PROVIDED INFORMATION »
::::::::::
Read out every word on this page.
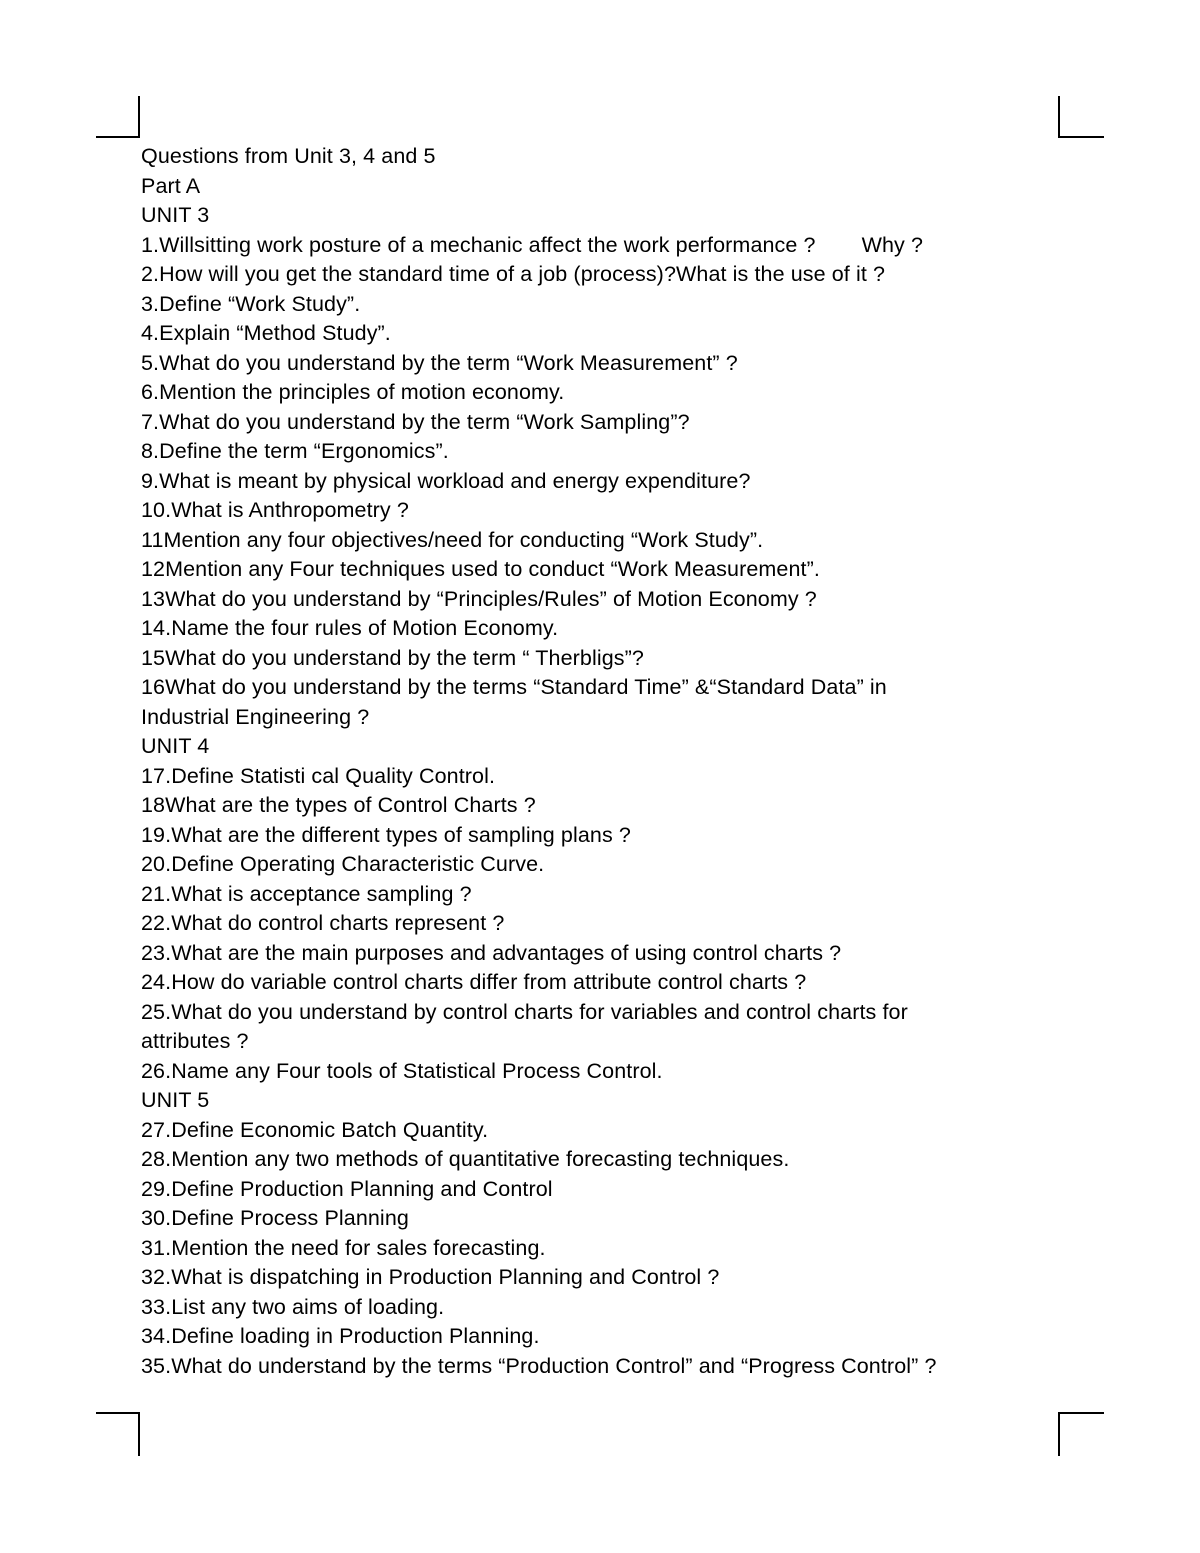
Questions from Unit 3, 4 and 5
Part A
UNIT 3
1.Willsitting work posture of a mechanic affect the work performance ? Why ?
2.How will you get the standard time of a job (process)?What is the use of it ?
3.Define “Work Study”.
4.Explain “Method Study”.
5.What do you understand by the term “Work Measurement” ?
6.Mention the principles of motion economy.
7.What do you understand by the term “Work Sampling”?
8.Define the term “Ergonomics”.
9.What is meant by physical workload and energy expenditure?
10.What is Anthropometry ?
11Mention any four objectives/need for conducting “Work Study”.
12Mention any Four techniques used to conduct “Work Measurement”.
13What do you understand by “Principles/Rules” of Motion Economy ?
14.Name the four rules of Motion Economy.
15What do you understand by the term “ Therbligs”?
16What do you understand by the terms “Standard Time” &“Standard Data” in Industrial Engineering ?
UNIT 4
17.Define Statisti cal Quality Control.
18What are the types of Control Charts ?
19.What are the different types of sampling plans ?
20.Define Operating Characteristic Curve.
21.What is acceptance sampling ?
22.What do control charts represent ?
23.What are the main purposes and advantages of using control charts ?
24.How do variable control charts differ from attribute control charts ?
25.What do you understand by control charts for variables and control charts for attributes ?
26.Name any Four tools of Statistical Process Control.
UNIT 5
27.Define Economic Batch Quantity.
28.Mention any two methods of quantitative forecasting techniques.
29.Define Production Planning and Control
30.Define Process Planning
31.Mention the need for sales forecasting.
32.What is dispatching in Production Planning and Control ?
33.List any two aims of loading.
34.Define loading in Production Planning.
35.What do understand by the terms “Production Control” and “Progress Control” ?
::::::::::
OBJECTIVE »
Return all of the data exactly as written, and drop the pictures.

EXPECTED ANSWER »
Read out every word on this page.
Questions from Unit 3, 4 and 5
Part A
UNIT 3
1.Willsitting work posture of a mechanic affect the work performance ? Why ?
2.How will you get the standard time of a job (process)?What is the use of it ?
3.Define “Work Study”.
4.Explain “Method Study”.
5.What do you understand by the term “Work Measurement” ?
6.Mention the principles of motion economy.
7.What do you understand by the term “Work Sampling”?
8.Define the term “Ergonomics”.
9.What is meant by physical workload and energy expenditure?
10.What is Anthropometry ?
11Mention any four objectives/need for conducting “Work Study”.
12Mention any Four techniques used to conduct “Work Measurement”.
13What do you understand by “Principles/Rules” of Motion Economy ?
14.Name the four rules of Motion Economy.
15What do you understand by the term “ Therbligs”?
16What do you understand by the terms “Standard Time” &“Standard Data” in Industrial Engineering ?
UNIT 4
17.Define Statisti cal Quality Control.
18What are the types of Control Charts ?
19.What are the different types of sampling plans ?
20.Define Operating Characteristic Curve.
21.What is acceptance sampling ?
22.What do control charts represent ?
23.What are the main purposes and advantages of using control charts ?
24.How do variable control charts differ from attribute control charts ?
25.What do you understand by control charts for variables and control charts for attributes ?
26.Name any Four tools of Statistical Process Control.
UNIT 5
27.Define Economic Batch Quantity.
28.Mention any two methods of quantitative forecasting techniques.
29.Define Production Planning and Control
30.Define Process Planning
31.Mention the need for sales forecasting.
32.What is dispatching in Production Planning and Control ?
33.List any two aims of loading.
34.Define loading in Production Planning.
35.What do understand by the terms “Production Control” and “Progress Control” ?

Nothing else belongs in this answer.